**The problem:** Copy every line from the material below that holds "name".

[Recorded data]
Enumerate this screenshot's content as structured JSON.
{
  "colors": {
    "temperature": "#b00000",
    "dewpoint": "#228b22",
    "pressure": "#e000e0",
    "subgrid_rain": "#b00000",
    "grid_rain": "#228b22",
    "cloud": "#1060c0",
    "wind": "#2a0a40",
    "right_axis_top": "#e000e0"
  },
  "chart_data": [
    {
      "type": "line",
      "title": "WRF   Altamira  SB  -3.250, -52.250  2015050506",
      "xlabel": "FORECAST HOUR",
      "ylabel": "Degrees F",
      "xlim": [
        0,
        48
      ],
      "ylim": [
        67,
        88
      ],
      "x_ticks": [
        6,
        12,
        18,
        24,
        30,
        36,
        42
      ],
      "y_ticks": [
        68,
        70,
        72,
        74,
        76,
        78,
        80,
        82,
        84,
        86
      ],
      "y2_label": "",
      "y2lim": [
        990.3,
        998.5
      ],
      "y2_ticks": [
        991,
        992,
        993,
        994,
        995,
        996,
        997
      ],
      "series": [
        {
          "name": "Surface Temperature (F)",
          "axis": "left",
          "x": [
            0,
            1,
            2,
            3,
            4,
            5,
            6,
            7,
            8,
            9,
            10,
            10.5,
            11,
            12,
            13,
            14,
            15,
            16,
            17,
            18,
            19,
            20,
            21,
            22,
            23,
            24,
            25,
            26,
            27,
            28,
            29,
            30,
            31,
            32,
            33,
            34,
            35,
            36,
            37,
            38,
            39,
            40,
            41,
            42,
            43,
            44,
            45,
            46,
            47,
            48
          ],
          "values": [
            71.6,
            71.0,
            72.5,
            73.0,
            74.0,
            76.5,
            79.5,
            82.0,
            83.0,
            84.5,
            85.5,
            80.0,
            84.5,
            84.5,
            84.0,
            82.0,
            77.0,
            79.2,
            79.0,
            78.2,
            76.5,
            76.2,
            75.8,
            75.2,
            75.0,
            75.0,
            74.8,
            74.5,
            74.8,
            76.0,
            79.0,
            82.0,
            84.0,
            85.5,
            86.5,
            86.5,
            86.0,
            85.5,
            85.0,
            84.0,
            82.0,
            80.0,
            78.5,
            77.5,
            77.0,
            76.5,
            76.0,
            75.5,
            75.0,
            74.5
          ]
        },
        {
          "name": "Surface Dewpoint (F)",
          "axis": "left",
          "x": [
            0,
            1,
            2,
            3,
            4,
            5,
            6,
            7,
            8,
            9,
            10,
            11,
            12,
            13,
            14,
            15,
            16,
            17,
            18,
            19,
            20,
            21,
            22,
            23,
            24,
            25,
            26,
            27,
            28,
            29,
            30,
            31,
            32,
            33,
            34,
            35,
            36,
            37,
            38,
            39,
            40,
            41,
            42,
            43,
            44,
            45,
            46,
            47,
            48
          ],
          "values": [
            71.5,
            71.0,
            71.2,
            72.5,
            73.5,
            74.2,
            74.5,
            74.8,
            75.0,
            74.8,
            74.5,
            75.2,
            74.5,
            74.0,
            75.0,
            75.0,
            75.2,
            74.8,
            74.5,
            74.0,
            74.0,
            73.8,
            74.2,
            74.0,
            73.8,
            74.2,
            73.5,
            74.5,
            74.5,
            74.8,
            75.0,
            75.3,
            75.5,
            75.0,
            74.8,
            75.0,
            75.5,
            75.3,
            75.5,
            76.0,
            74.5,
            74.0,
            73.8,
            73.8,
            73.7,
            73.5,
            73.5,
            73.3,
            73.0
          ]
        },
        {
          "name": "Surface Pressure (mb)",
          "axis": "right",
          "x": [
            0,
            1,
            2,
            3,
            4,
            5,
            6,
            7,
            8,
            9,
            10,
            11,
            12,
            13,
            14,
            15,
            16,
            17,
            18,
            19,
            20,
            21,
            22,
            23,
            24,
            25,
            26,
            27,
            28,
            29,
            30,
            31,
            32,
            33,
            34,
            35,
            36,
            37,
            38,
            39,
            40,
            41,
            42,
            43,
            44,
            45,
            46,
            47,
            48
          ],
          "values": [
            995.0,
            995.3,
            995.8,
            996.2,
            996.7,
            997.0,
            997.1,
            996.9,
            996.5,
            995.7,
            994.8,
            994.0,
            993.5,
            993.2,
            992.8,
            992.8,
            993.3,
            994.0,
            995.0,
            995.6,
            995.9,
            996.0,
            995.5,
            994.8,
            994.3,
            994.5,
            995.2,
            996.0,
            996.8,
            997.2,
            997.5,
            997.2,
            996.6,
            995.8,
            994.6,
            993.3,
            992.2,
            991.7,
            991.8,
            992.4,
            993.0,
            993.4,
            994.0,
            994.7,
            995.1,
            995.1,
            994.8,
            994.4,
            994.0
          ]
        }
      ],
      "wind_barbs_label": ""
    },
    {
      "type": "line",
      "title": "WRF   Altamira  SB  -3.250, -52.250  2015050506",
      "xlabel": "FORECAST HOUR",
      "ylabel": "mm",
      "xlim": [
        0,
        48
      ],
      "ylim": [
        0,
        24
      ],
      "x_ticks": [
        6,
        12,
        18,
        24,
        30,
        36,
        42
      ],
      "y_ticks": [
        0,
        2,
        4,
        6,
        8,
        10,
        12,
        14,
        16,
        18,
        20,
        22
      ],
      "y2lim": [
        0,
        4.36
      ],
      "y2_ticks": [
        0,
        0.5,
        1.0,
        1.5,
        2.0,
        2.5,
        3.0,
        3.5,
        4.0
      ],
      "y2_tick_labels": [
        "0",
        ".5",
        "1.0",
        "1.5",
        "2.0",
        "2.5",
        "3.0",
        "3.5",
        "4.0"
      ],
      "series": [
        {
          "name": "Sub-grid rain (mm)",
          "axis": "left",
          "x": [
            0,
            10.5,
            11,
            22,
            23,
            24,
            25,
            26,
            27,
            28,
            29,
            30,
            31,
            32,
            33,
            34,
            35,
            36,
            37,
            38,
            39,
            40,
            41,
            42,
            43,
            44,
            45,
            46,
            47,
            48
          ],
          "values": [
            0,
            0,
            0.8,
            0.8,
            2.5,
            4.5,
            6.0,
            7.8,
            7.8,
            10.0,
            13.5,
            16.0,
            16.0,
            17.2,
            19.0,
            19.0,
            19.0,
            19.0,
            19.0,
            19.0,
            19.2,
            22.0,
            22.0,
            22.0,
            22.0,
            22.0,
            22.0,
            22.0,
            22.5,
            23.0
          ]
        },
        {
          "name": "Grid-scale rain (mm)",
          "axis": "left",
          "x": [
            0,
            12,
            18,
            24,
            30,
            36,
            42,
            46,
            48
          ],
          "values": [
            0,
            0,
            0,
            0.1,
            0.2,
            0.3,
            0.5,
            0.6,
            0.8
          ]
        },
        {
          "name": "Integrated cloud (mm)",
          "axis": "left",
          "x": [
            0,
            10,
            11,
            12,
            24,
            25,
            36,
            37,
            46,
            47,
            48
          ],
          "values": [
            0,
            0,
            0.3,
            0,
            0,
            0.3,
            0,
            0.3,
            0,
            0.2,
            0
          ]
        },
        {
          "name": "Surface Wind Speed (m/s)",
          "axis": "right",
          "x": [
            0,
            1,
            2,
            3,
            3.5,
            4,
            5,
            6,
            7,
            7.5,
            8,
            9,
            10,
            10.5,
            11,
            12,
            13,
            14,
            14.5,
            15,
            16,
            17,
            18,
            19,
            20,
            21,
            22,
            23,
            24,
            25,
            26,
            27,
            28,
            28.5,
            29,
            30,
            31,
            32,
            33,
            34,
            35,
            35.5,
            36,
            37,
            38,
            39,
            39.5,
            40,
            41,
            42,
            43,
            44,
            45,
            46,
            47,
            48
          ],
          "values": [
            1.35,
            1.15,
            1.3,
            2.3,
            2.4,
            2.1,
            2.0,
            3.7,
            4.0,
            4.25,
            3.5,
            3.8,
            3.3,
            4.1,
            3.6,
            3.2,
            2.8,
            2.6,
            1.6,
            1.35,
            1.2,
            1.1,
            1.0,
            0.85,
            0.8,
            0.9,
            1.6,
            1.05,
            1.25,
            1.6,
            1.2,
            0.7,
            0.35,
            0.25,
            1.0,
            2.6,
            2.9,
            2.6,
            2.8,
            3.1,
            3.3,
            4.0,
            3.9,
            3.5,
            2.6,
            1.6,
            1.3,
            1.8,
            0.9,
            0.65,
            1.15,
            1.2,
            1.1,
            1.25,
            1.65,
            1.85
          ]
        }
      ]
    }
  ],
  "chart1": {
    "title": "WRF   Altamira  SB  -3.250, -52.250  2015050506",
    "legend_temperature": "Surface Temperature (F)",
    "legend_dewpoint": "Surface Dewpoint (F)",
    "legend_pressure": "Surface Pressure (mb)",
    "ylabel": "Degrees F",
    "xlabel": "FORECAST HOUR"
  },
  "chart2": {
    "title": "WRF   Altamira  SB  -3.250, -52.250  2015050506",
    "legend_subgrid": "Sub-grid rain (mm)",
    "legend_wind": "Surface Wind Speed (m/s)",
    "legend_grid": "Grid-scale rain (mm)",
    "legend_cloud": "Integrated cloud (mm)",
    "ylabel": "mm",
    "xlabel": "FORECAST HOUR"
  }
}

**Solved problem:**
          "name": "Surface Temperature (F)",
          "name": "Surface Dewpoint (F)",
          "name": "Surface Pressure (mb)",
          "name": "Sub-grid rain (mm)",
          "name": "Grid-scale rain (mm)",
          "name": "Integrated cloud (mm)",
          "name": "Surface Wind Speed (m/s)",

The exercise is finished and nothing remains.